Material for this exercise:
━━━━━━
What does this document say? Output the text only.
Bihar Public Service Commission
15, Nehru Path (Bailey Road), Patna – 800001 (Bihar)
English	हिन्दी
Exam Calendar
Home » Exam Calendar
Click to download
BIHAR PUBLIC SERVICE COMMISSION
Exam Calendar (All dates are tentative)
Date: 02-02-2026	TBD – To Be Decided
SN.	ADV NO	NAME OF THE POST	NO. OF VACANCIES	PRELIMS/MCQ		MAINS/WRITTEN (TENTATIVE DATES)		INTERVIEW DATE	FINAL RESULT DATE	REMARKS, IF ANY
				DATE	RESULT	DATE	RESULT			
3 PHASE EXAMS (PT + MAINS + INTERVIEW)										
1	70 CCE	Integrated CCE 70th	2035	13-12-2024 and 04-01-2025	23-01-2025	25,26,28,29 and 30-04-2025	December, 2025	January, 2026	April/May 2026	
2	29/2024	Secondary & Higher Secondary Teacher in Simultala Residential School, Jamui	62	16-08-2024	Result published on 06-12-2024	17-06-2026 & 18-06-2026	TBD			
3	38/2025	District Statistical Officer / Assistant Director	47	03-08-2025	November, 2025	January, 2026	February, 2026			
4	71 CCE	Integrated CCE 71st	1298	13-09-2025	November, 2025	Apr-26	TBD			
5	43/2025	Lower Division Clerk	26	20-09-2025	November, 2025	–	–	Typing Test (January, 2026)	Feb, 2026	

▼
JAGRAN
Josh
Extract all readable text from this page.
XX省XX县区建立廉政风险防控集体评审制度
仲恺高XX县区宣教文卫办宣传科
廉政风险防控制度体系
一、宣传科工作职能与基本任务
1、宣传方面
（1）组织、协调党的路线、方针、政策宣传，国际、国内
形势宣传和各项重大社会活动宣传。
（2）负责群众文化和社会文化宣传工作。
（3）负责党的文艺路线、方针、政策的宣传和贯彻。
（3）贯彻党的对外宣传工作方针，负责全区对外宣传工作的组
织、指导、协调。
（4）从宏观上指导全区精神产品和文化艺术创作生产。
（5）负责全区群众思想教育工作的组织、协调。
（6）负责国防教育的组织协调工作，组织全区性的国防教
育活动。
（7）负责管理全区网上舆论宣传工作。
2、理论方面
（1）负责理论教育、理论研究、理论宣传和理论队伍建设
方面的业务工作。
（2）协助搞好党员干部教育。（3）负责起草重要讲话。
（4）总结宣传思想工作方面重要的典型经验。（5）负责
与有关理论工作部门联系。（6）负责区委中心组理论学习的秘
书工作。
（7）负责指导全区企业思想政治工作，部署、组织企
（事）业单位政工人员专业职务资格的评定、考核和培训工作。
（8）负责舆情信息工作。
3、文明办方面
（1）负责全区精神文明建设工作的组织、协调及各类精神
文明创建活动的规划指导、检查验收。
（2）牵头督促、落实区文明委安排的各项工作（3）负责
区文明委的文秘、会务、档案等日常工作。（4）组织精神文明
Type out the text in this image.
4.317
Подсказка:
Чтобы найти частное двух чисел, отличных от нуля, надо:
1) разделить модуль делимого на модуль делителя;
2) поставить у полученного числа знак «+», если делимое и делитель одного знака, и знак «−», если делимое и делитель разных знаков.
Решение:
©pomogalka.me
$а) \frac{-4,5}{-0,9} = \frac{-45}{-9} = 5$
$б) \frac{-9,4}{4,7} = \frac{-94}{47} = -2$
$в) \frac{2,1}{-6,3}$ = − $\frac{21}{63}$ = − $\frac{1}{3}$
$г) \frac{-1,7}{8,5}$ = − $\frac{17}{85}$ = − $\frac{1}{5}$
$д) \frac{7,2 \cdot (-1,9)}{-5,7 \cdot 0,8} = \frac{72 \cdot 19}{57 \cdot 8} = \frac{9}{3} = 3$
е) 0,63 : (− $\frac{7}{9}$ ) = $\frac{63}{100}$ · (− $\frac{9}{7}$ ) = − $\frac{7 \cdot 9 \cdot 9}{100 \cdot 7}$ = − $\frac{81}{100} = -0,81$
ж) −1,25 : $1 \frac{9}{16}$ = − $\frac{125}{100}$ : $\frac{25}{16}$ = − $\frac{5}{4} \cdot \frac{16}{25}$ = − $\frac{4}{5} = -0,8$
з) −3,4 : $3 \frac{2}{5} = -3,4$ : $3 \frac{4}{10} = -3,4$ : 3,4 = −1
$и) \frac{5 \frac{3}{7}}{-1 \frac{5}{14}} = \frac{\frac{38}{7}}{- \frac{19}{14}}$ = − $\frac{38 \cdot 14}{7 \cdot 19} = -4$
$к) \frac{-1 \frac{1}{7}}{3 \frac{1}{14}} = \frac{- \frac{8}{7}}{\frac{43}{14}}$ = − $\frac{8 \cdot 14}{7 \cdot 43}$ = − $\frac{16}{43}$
━━━━━━
Problem description: Output the records above in their entirety, exactly.

Full solution:
What does this document say? Output the text only.
Bihar Public Service Commission
15, Nehru Path (Bailey Road), Patna – 800001 (Bihar)
English	हिन्दी
Exam Calendar
Home » Exam Calendar
Click to download
BIHAR PUBLIC SERVICE COMMISSION
Exam Calendar (All dates are tentative)
Date: 02-02-2026	TBD – To Be Decided
SN.	ADV NO	NAME OF THE POST	NO. OF VACANCIES	PRELIMS/MCQ		MAINS/WRITTEN (TENTATIVE DATES)		INTERVIEW DATE	FINAL RESULT DATE	REMARKS, IF ANY
				DATE	RESULT	DATE	RESULT			
3 PHASE EXAMS (PT + MAINS + INTERVIEW)										
1	70 CCE	Integrated CCE 70th	2035	13-12-2024 and 04-01-2025	23-01-2025	25,26,28,29 and 30-04-2025	December, 2025	January, 2026	April/May 2026	
2	29/2024	Secondary & Higher Secondary Teacher in Simultala Residential School, Jamui	62	16-08-2024	Result published on 06-12-2024	17-06-2026 & 18-06-2026	TBD			
3	38/2025	District Statistical Officer / Assistant Director	47	03-08-2025	November, 2025	January, 2026	February, 2026			
4	71 CCE	Integrated CCE 71st	1298	13-09-2025	November, 2025	Apr-26	TBD			
5	43/2025	Lower Division Clerk	26	20-09-2025	November, 2025	–	–	Typing Test (January, 2026)	Feb, 2026	

▼
JAGRAN
Josh
Extract all readable text from this page.
XX省XX县区建立廉政风险防控集体评审制度
仲恺高XX县区宣教文卫办宣传科
廉政风险防控制度体系
一、宣传科工作职能与基本任务
1、宣传方面
（1）组织、协调党的路线、方针、政策宣传，国际、国内
形势宣传和各项重大社会活动宣传。
（2）负责群众文化和社会文化宣传工作。
（3）负责党的文艺路线、方针、政策的宣传和贯彻。
（3）贯彻党的对外宣传工作方针，负责全区对外宣传工作的组
织、指导、协调。
（4）从宏观上指导全区精神产品和文化艺术创作生产。
（5）负责全区群众思想教育工作的组织、协调。
（6）负责国防教育的组织协调工作，组织全区性的国防教
育活动。
（7）负责管理全区网上舆论宣传工作。
2、理论方面
（1）负责理论教育、理论研究、理论宣传和理论队伍建设
方面的业务工作。
（2）协助搞好党员干部教育。（3）负责起草重要讲话。
（4）总结宣传思想工作方面重要的典型经验。（5）负责
与有关理论工作部门联系。（6）负责区委中心组理论学习的秘
书工作。
（7）负责指导全区企业思想政治工作，部署、组织企
（事）业单位政工人员专业职务资格的评定、考核和培训工作。
（8）负责舆情信息工作。
3、文明办方面
（1）负责全区精神文明建设工作的组织、协调及各类精神
文明创建活动的规划指导、检查验收。
（2）牵头督促、落实区文明委安排的各项工作（3）负责
区文明委的文秘、会务、档案等日常工作。（4）组织精神文明
Type out the text in this image.
4.317
Подсказка:
Чтобы найти частное двух чисел, отличных от нуля, надо:
1) разделить модуль делимого на модуль делителя;
2) поставить у полученного числа знак «+», если делимое и делитель одного знака, и знак «−», если делимое и делитель разных знаков.
Решение:
©pomogalka.me
$а) \frac{-4,5}{-0,9} = \frac{-45}{-9} = 5$
$б) \frac{-9,4}{4,7} = \frac{-94}{47} = -2$
$в) \frac{2,1}{-6,3}$ = − $\frac{21}{63}$ = − $\frac{1}{3}$
$г) \frac{-1,7}{8,5}$ = − $\frac{17}{85}$ = − $\frac{1}{5}$
$д) \frac{7,2 \cdot (-1,9)}{-5,7 \cdot 0,8} = \frac{72 \cdot 19}{57 \cdot 8} = \frac{9}{3} = 3$
е) 0,63 : (− $\frac{7}{9}$ ) = $\frac{63}{100}$ · (− $\frac{9}{7}$ ) = − $\frac{7 \cdot 9 \cdot 9}{100 \cdot 7}$ = − $\frac{81}{100} = -0,81$
ж) −1,25 : $1 \frac{9}{16}$ = − $\frac{125}{100}$ : $\frac{25}{16}$ = − $\frac{5}{4} \cdot \frac{16}{25}$ = − $\frac{4}{5} = -0,8$
з) −3,4 : $3 \frac{2}{5} = -3,4$ : $3 \frac{4}{10} = -3,4$ : 3,4 = −1
$и) \frac{5 \frac{3}{7}}{-1 \frac{5}{14}} = \frac{\frac{38}{7}}{- \frac{19}{14}}$ = − $\frac{38 \cdot 14}{7 \cdot 19} = -4$
$к) \frac{-1 \frac{1}{7}}{3 \frac{1}{14}} = \frac{- \frac{8}{7}}{\frac{43}{14}}$ = − $\frac{8 \cdot 14}{7 \cdot 43}$ = − $\frac{16}{43}$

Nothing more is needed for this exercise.